> **WRITTEN TASK**
Copy out each line of the material in which the word "height" appears.

> **THE RECORDS**
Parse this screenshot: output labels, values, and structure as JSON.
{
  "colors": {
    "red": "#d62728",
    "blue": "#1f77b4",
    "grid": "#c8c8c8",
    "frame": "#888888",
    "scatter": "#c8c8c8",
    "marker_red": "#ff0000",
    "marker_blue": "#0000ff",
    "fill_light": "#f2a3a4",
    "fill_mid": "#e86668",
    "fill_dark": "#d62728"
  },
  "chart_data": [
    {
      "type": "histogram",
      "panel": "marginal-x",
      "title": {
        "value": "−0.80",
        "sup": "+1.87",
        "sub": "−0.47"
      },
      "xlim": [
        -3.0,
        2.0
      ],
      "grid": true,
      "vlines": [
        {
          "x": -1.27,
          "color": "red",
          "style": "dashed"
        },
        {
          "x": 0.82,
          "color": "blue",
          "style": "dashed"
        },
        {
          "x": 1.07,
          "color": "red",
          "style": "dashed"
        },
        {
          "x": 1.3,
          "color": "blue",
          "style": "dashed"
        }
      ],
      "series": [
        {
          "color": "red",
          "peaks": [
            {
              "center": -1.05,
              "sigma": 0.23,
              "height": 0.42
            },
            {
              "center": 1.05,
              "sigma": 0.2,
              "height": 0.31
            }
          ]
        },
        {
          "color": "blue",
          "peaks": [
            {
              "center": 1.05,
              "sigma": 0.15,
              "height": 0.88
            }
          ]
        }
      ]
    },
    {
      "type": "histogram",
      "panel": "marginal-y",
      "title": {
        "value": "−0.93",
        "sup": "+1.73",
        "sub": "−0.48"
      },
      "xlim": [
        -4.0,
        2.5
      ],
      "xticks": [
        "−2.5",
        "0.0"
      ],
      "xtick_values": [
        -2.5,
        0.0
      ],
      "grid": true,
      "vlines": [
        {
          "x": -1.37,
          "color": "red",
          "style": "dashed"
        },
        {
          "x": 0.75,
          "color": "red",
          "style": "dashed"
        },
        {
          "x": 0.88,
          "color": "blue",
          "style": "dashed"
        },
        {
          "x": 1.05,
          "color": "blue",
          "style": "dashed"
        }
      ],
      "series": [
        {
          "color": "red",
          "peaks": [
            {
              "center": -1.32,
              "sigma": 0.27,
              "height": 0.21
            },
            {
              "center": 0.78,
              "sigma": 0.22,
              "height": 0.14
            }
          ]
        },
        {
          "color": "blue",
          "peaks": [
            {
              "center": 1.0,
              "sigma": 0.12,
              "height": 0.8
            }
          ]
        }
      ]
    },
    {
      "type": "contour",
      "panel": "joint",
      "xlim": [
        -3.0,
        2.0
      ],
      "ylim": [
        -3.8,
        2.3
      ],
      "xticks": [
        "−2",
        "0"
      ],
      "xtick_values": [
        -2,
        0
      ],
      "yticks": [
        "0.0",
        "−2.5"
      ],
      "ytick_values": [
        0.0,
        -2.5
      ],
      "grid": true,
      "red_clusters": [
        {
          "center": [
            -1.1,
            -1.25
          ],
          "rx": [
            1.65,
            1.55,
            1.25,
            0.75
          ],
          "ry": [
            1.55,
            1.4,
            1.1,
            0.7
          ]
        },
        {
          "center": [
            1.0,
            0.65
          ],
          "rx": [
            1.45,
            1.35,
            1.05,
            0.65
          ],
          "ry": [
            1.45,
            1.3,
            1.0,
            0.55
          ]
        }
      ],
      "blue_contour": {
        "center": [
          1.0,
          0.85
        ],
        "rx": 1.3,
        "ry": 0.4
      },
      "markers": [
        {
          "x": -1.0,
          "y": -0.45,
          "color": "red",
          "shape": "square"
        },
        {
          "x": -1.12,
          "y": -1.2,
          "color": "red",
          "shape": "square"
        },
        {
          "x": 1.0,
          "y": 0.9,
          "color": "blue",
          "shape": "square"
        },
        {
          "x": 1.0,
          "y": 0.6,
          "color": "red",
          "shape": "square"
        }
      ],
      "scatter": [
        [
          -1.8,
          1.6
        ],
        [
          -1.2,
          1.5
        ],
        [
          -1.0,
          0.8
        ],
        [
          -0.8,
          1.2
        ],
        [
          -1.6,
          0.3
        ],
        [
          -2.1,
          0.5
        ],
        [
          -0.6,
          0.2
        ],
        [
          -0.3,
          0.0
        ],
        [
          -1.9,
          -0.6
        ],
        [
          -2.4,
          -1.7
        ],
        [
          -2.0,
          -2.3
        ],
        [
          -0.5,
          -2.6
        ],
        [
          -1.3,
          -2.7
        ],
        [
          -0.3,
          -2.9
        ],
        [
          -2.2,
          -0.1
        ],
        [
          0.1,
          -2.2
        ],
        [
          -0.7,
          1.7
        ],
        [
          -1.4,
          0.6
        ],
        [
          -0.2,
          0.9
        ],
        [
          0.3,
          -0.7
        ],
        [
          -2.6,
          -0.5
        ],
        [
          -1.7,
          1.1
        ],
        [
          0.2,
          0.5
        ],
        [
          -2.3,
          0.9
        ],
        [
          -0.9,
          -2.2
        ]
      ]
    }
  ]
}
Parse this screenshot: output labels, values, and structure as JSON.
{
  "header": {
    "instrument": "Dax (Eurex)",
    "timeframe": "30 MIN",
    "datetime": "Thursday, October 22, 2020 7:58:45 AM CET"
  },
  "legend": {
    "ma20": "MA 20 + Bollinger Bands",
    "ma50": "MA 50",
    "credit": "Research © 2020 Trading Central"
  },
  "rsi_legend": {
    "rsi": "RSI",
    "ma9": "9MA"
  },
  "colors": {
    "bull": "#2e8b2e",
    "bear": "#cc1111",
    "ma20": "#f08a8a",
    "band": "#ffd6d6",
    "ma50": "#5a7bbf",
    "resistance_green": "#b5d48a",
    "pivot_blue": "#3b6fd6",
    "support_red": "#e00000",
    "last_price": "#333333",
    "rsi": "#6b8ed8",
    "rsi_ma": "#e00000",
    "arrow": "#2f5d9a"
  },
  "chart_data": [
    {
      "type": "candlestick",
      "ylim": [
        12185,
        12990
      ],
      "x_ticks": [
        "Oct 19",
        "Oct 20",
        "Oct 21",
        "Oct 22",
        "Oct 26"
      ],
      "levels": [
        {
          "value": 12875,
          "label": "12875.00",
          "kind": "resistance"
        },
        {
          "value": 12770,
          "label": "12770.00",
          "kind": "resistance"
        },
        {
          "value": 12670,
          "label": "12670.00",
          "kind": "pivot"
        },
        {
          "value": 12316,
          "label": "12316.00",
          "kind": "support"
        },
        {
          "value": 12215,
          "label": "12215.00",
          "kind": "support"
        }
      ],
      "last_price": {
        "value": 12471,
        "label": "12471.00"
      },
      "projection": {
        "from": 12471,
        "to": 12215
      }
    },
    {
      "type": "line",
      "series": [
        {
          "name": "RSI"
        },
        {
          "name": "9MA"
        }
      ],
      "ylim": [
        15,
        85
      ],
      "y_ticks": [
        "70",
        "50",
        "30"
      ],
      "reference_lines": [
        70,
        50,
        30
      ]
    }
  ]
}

> **THE COMPLETED TASK**
              "height": 0.42
              "height": 0.31
              "height": 0.88
              "height": 0.21
              "height": 0.14
              "height": 0.8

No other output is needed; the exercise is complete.